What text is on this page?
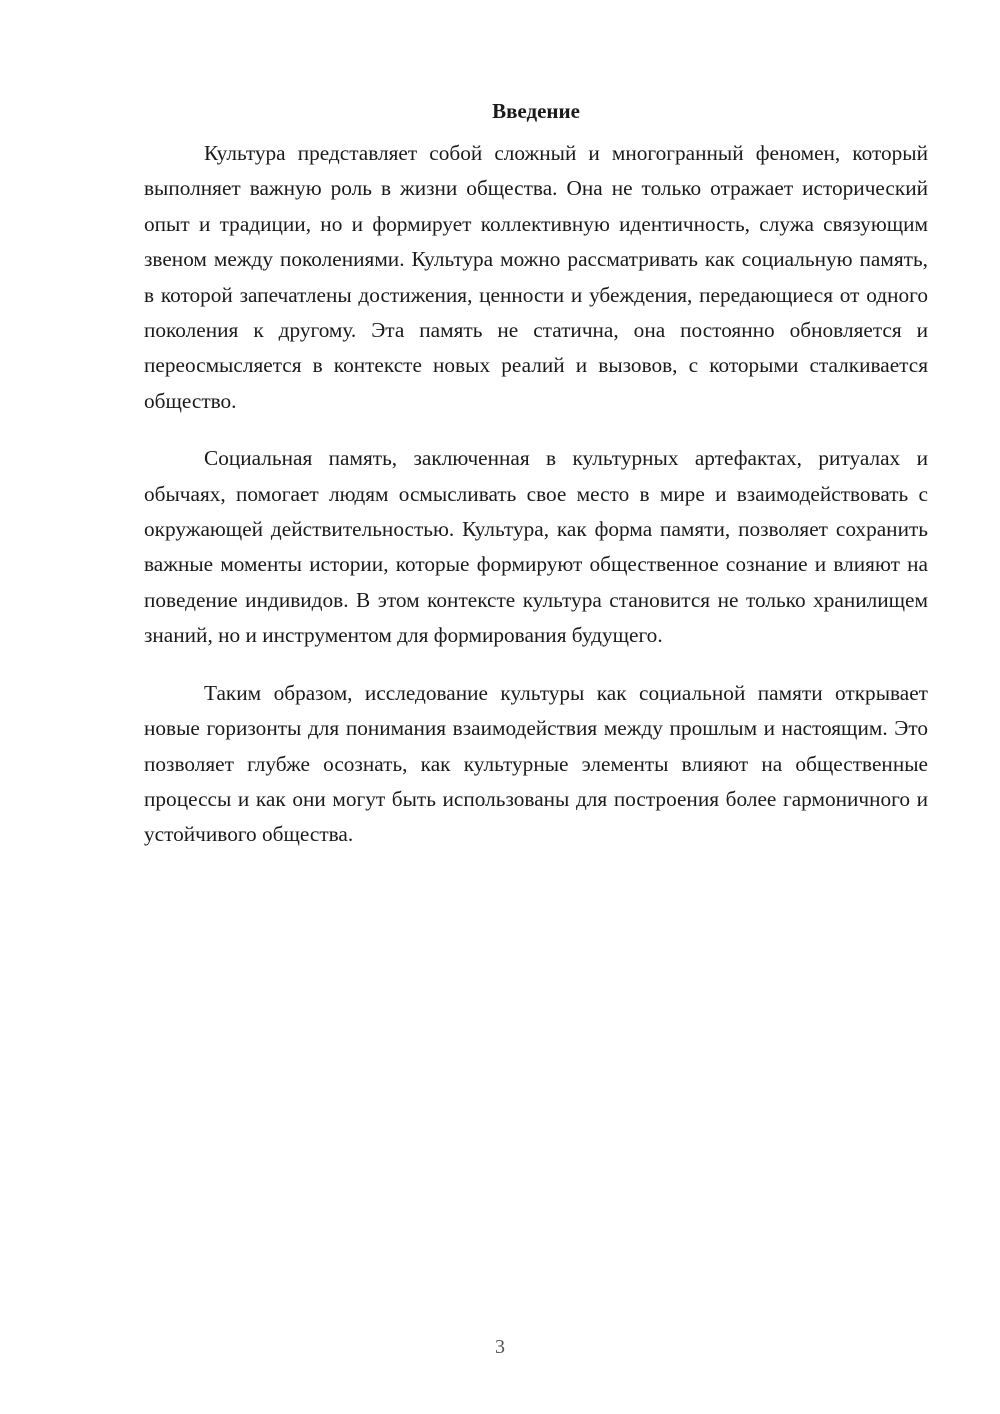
Введение

Культура представляет собой сложный и многогранный феномен, который выполняет важную роль в жизни общества. Она не только отражает исторический опыт и традиции, но и формирует коллективную идентичность, служа связующим звеном между поколениями. Культура можно рассматривать как социальную память, в которой запечатлены достижения, ценности и убеждения, передающиеся от одного поколения к другому. Эта память не статична, она постоянно обновляется и переосмысляется в контексте новых реалий и вызовов, с которыми сталкивается общество.

Социальная память, заключенная в культурных артефактах, ритуалах и обычаях, помогает людям осмысливать свое место в мире и взаимодействовать с окружающей действительностью. Культура, как форма памяти, позволяет сохранить важные моменты истории, которые формируют общественное сознание и влияют на поведение индивидов. В этом контексте культура становится не только хранилищем знаний, но и инструментом для формирования будущего.

Таким образом, исследование культуры как социальной памяти открывает новые горизонты для понимания взаимодействия между прошлым и настоящим. Это позволяет глубже осознать, как культурные элементы влияют на общественные процессы и как они могут быть использованы для построения более гармоничного и устойчивого общества.

3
------------------------------------------------
STATED TASK: Among the records above, find each line holding the string "только" and pull it out.

THE REPLY:
Культура представляет собой сложный и многогранный феномен, который выполняет важную роль в жизни общества. Она не только отражает исторический опыт и традиции, но и формирует коллективную идентичность, служа связующим звеном между поколениями. Культура можно рассматривать как социальную память, в которой запечатлены достижения, ценности и убеждения, передающиеся от одного поколения к другому. Эта память не статична, она постоянно обновляется и переосмысляется в контексте новых реалий и вызовов, с которыми сталкивается общество.
Социальная память, заключенная в культурных артефактах, ритуалах и обычаях, помогает людям осмысливать свое место в мире и взаимодействовать с окружающей действительностью. Культура, как форма памяти, позволяет сохранить важные моменты истории, которые формируют общественное сознание и влияют на поведение индивидов. В этом контексте культура становится не только хранилищем знаний, но и инструментом для формирования будущего.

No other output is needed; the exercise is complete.